### Required task
Filter these entries, keeping only lines that hold the word "square".

### Record excerpts

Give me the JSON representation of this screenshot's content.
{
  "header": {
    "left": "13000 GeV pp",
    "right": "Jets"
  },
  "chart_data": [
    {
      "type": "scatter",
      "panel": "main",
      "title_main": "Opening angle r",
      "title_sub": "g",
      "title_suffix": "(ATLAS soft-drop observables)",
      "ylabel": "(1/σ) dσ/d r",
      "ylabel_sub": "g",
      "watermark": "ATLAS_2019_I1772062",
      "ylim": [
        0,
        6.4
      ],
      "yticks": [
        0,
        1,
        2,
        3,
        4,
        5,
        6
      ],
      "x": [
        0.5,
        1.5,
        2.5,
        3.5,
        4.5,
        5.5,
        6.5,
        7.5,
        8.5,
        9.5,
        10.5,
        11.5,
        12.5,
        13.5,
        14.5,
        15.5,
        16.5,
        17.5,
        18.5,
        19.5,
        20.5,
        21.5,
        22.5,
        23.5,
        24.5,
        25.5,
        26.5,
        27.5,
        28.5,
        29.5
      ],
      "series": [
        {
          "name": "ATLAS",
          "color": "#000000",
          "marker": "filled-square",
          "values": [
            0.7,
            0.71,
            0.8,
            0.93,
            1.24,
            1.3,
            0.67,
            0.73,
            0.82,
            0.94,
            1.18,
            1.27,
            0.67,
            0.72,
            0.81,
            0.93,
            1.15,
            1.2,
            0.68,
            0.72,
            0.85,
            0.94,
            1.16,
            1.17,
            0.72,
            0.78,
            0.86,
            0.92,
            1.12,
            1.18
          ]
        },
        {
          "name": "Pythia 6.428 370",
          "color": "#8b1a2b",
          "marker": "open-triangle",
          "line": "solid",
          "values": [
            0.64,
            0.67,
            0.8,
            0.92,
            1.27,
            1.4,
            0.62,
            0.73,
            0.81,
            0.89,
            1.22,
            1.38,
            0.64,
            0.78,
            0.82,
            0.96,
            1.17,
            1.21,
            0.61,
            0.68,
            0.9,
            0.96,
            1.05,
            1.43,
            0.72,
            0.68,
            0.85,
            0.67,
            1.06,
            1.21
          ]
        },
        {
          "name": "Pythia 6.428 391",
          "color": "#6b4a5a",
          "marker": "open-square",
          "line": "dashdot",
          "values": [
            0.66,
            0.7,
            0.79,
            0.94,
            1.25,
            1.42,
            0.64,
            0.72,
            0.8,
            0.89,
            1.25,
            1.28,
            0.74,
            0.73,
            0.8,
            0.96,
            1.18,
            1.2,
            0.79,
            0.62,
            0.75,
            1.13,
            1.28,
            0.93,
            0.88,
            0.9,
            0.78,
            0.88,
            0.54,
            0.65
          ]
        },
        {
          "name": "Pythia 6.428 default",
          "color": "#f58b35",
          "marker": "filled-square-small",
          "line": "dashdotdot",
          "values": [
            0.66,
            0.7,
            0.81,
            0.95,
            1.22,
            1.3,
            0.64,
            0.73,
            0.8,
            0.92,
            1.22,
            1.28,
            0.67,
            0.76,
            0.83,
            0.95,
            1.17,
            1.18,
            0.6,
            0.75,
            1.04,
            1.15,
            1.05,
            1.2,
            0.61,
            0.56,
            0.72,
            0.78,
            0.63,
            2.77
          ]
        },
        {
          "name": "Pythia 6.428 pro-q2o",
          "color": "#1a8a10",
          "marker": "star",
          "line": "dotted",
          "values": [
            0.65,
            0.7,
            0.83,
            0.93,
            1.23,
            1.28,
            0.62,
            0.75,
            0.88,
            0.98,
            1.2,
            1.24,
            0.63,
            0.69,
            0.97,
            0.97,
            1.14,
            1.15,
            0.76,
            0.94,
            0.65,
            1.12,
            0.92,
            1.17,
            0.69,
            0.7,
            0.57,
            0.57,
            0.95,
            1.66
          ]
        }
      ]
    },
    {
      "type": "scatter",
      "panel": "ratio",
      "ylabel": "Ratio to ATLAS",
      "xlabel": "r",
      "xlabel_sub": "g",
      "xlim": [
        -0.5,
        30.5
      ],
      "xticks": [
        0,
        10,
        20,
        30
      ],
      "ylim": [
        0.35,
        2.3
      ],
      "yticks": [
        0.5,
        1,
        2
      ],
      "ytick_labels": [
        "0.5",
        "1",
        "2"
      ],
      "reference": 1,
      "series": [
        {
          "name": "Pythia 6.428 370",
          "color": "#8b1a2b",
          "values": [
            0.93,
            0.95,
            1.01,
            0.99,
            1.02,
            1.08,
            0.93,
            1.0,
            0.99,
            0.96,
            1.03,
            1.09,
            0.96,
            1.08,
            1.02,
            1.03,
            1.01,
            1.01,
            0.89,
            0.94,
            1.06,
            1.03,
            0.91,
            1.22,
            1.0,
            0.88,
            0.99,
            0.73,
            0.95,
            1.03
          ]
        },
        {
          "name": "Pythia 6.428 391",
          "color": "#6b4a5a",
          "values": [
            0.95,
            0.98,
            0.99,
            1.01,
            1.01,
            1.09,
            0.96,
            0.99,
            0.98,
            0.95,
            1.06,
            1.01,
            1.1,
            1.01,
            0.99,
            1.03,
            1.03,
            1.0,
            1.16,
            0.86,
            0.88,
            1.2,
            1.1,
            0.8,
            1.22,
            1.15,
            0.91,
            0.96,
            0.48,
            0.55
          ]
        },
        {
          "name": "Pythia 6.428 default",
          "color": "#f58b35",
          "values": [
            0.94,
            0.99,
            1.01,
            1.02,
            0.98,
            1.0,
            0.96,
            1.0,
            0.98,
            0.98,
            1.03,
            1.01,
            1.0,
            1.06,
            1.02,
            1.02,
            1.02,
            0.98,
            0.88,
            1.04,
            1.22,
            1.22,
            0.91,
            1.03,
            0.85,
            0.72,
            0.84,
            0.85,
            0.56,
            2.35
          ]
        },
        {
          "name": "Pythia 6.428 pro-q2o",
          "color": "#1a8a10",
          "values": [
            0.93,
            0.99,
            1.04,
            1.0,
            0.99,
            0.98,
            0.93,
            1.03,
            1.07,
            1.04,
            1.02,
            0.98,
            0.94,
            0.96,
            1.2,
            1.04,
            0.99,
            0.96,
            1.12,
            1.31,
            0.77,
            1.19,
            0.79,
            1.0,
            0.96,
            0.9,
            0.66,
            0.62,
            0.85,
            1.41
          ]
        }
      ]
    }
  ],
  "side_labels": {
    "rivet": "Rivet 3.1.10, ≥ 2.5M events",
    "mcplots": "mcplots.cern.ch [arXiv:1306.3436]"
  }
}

### Solution to the problem
          "marker": "filled-square",
          "marker": "open-square",
          "marker": "filled-square-small",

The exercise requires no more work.